Take the line that contains "Enumerate this screenshot's" as the first and the last line of the material as the final one; set down exactly the lines in that span.

• [Information given]:
----------------------------------------

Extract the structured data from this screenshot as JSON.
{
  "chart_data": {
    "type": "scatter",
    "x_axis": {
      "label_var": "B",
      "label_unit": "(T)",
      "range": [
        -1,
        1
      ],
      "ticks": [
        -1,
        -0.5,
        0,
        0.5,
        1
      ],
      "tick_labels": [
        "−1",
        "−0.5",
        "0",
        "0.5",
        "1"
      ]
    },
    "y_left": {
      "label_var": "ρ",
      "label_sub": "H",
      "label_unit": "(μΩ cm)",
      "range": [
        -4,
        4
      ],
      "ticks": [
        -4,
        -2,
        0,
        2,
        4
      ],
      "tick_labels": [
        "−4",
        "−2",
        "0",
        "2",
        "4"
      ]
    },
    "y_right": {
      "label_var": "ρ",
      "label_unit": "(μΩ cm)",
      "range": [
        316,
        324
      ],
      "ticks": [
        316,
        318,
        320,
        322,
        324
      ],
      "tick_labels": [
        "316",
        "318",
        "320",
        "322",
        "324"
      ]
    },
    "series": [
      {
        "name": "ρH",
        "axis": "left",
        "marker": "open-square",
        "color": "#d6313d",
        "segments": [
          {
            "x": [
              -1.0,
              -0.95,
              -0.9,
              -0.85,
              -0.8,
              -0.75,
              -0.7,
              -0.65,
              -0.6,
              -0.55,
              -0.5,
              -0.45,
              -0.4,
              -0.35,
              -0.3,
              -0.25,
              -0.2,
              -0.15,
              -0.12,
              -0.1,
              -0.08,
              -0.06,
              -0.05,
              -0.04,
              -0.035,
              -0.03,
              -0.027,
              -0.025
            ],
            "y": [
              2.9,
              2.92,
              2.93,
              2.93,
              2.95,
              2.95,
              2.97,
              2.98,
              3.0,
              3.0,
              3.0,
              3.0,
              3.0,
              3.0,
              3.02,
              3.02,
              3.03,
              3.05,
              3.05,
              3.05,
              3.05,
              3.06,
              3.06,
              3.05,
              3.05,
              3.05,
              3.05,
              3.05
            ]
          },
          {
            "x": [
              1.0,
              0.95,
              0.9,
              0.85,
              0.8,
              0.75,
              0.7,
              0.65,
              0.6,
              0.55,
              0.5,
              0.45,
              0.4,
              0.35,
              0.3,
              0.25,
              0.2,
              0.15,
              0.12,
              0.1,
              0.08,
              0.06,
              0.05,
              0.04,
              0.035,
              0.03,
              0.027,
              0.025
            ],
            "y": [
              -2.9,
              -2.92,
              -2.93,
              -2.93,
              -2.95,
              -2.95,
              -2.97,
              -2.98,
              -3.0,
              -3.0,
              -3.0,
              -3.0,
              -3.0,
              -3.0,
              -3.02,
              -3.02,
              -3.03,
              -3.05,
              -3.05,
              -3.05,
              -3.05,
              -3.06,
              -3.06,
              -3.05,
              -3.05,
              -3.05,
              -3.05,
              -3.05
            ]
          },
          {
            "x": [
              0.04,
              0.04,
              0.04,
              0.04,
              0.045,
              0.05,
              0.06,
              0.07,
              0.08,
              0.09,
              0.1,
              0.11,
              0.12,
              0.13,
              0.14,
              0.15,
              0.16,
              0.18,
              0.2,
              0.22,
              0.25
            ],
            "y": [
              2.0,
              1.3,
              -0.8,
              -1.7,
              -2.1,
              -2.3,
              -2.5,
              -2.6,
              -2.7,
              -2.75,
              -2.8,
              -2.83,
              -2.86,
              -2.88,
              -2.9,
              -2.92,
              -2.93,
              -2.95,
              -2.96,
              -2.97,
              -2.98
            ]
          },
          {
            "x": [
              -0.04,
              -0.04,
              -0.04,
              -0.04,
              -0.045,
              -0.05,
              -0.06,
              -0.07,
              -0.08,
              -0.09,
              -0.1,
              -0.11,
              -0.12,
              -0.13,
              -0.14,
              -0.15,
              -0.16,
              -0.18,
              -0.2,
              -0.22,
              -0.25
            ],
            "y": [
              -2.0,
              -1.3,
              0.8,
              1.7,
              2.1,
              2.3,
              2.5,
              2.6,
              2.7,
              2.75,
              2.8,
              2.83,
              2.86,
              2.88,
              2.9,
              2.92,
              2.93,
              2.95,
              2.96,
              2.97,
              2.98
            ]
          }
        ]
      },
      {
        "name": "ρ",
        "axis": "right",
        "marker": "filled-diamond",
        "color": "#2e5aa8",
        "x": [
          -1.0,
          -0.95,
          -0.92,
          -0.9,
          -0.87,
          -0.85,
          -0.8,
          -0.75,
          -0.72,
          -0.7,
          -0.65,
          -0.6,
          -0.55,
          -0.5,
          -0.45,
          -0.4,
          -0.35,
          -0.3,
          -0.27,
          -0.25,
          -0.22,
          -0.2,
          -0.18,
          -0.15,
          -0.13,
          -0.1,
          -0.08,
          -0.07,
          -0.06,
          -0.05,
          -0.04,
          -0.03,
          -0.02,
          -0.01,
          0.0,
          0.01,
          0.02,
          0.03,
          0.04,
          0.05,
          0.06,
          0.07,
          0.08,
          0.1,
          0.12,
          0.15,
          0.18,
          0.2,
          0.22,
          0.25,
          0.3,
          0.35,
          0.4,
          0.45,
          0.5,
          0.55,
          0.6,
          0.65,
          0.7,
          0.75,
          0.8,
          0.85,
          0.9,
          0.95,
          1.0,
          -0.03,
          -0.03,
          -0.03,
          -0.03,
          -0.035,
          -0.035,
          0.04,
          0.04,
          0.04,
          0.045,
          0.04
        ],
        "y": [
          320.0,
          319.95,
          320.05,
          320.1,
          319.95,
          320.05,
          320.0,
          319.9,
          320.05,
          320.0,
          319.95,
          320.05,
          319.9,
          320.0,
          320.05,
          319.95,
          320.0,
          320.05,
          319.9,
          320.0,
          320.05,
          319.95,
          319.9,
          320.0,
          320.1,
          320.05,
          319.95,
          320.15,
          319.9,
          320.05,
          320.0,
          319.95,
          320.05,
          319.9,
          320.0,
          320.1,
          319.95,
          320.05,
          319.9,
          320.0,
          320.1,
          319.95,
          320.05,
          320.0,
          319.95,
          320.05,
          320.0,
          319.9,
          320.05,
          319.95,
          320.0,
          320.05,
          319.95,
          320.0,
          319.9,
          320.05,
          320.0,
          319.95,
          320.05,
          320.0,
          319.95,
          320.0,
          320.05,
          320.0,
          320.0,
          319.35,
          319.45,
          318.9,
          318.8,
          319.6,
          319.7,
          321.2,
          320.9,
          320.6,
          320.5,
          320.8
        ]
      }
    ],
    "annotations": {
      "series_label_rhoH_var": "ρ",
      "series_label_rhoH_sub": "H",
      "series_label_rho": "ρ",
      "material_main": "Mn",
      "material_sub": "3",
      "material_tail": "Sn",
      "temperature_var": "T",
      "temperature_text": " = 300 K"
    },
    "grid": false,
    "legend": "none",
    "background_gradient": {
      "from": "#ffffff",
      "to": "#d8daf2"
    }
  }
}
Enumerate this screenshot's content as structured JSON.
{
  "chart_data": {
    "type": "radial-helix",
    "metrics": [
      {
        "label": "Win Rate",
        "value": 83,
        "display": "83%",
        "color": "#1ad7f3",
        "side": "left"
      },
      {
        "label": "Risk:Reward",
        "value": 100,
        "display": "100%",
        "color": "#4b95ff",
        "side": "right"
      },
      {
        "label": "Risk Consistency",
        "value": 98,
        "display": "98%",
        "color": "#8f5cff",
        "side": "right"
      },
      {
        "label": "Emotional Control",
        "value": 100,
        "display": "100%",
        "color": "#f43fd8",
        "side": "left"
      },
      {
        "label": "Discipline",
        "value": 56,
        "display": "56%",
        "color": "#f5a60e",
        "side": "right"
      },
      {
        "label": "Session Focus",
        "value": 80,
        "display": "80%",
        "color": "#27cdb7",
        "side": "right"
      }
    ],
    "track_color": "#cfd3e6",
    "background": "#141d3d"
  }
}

----------------------------------------

• [Exercise solution]:
Enumerate this screenshot's content as structured JSON.
{
  "chart_data": {
    "type": "radial-helix",
    "metrics": [
      {
        "label": "Win Rate",
        "value": 83,
        "display": "83%",
        "color": "#1ad7f3",
        "side": "left"
      },
      {
        "label": "Risk:Reward",
        "value": 100,
        "display": "100%",
        "color": "#4b95ff",
        "side": "right"
      },
      {
        "label": "Risk Consistency",
        "value": 98,
        "display": "98%",
        "color": "#8f5cff",
        "side": "right"
      },
      {
        "label": "Emotional Control",
        "value": 100,
        "display": "100%",
        "color": "#f43fd8",
        "side": "left"
      },
      {
        "label": "Discipline",
        "value": 56,
        "display": "56%",
        "color": "#f5a60e",
        "side": "right"
      },
      {
        "label": "Session Focus",
        "value": 80,
        "display": "80%",
        "color": "#27cdb7",
        "side": "right"
      }
    ],
    "track_color": "#cfd3e6",
    "background": "#141d3d"
  }
}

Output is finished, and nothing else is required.